Stored dataset items
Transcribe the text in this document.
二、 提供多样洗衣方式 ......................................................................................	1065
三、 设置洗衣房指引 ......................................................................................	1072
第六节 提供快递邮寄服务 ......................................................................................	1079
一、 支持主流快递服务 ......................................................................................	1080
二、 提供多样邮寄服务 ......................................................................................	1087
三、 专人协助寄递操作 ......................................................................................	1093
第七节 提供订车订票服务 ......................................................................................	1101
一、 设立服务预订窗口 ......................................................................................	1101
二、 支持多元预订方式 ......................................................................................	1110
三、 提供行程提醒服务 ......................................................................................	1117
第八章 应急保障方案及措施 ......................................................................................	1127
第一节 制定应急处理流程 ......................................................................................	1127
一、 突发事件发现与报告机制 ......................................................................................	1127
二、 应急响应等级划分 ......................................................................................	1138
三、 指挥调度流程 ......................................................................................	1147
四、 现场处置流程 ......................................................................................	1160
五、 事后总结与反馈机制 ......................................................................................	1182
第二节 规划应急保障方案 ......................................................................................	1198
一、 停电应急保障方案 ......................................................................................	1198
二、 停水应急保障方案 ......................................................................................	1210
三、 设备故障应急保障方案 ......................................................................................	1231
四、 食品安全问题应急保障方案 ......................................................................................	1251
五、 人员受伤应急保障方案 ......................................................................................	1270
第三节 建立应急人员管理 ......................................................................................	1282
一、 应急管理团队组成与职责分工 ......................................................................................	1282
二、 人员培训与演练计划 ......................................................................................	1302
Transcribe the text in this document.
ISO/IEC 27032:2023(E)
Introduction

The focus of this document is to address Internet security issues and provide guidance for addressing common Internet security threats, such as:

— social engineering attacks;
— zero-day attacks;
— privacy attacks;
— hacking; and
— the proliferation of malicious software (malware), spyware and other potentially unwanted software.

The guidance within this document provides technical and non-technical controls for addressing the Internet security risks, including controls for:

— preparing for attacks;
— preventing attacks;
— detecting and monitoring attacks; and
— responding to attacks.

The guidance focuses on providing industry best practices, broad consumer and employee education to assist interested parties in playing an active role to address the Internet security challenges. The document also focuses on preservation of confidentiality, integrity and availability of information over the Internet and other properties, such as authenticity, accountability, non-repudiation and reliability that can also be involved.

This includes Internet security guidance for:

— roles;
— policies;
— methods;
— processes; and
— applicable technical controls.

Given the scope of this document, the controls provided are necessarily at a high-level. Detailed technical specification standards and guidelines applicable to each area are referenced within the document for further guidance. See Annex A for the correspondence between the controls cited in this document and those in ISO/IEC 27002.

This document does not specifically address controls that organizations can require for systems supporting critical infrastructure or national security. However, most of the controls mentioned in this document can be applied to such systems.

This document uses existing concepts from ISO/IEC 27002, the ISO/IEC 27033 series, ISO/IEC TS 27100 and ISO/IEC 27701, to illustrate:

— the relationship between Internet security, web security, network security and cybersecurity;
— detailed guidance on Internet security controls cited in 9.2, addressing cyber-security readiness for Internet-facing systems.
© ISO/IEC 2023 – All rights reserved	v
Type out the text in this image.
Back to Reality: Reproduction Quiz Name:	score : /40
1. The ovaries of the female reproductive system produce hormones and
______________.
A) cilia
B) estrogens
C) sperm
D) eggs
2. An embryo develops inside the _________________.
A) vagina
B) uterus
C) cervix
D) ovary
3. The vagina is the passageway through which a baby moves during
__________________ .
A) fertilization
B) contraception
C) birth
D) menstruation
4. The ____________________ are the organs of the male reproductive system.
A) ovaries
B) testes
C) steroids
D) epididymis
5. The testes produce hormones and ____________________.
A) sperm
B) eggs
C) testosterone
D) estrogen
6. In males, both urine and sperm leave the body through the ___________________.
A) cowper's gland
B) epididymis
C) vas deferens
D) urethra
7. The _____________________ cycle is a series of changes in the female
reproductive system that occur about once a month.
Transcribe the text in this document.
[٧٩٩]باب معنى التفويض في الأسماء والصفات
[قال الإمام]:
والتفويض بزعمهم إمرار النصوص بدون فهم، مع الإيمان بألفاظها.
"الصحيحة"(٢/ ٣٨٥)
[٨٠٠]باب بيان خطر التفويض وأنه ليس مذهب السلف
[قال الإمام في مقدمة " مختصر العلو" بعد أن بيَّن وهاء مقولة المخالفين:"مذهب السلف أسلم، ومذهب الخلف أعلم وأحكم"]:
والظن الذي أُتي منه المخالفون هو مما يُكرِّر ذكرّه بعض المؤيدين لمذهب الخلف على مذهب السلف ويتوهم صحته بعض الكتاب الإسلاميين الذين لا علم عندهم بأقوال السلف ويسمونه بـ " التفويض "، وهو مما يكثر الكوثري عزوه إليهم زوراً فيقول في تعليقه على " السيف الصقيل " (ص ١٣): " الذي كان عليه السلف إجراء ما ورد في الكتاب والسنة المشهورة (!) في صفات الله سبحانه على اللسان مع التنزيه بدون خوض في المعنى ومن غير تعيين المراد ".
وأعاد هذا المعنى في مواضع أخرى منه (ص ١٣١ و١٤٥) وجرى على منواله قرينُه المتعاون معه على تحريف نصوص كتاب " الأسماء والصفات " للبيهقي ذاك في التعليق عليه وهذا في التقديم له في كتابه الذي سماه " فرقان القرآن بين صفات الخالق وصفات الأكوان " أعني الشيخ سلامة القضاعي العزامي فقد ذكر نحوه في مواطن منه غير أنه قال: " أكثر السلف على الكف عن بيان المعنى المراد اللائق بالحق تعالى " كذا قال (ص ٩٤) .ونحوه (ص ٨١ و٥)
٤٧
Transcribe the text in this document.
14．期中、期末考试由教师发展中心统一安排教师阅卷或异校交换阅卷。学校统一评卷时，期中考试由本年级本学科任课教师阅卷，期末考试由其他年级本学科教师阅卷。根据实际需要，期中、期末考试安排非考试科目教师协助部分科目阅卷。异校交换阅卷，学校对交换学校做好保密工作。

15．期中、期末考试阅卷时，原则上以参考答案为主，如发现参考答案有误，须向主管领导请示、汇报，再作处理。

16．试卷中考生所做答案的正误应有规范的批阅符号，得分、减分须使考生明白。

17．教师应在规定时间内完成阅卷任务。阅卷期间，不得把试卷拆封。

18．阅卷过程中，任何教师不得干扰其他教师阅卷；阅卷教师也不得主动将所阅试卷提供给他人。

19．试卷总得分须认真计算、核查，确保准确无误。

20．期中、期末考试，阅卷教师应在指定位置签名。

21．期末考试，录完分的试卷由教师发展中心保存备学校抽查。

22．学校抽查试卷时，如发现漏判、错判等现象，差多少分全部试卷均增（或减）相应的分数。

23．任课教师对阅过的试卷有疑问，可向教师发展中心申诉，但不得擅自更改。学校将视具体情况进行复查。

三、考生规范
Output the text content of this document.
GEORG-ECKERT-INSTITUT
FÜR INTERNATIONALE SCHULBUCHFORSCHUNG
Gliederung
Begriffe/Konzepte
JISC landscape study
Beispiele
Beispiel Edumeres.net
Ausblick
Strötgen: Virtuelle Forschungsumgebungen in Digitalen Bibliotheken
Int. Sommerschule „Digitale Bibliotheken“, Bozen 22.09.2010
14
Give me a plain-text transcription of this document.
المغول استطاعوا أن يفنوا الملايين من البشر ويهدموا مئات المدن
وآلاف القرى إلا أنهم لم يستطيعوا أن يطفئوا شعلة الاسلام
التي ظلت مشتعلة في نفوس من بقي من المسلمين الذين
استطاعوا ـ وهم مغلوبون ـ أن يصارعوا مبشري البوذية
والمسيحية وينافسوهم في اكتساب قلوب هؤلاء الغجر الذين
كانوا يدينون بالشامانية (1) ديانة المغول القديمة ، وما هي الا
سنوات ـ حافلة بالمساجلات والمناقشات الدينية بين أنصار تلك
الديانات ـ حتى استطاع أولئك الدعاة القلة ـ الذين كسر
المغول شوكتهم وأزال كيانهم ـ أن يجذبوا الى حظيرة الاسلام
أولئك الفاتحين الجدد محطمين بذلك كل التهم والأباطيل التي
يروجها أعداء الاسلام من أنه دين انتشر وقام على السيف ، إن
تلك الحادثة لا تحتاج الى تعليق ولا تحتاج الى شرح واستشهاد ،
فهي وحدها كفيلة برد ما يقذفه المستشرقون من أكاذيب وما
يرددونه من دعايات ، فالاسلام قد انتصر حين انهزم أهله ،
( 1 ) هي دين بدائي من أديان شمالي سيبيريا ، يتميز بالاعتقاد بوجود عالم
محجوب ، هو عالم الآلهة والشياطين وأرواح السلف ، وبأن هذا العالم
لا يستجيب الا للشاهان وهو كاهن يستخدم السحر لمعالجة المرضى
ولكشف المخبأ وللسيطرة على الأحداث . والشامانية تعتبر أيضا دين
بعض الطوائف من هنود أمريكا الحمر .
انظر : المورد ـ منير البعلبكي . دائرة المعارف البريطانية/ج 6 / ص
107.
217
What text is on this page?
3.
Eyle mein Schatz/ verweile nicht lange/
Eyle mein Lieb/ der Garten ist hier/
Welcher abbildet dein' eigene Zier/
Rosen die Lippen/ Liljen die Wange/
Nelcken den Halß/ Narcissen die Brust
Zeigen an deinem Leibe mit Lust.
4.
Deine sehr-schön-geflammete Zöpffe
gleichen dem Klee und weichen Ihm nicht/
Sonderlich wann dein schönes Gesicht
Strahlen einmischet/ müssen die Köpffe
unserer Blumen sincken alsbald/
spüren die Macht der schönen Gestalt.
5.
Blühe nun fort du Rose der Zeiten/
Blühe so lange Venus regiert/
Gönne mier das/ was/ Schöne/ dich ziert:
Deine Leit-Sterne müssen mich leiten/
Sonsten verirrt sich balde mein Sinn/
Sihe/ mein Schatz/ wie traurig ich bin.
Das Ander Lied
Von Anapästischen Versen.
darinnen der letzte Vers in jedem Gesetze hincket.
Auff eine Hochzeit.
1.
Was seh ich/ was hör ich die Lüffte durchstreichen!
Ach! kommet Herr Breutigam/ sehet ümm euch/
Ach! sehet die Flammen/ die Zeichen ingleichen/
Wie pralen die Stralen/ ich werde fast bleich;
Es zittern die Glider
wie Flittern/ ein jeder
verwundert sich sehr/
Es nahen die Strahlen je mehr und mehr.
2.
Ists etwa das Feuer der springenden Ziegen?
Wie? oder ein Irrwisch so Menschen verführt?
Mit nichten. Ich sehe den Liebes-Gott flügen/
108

What needs to be done
Return each line of the listing that holds the string "Eyle".

Full solution
Eyle mein Schatz/ verweile nicht lange/
Eyle mein Lieb/ der Garten ist hier/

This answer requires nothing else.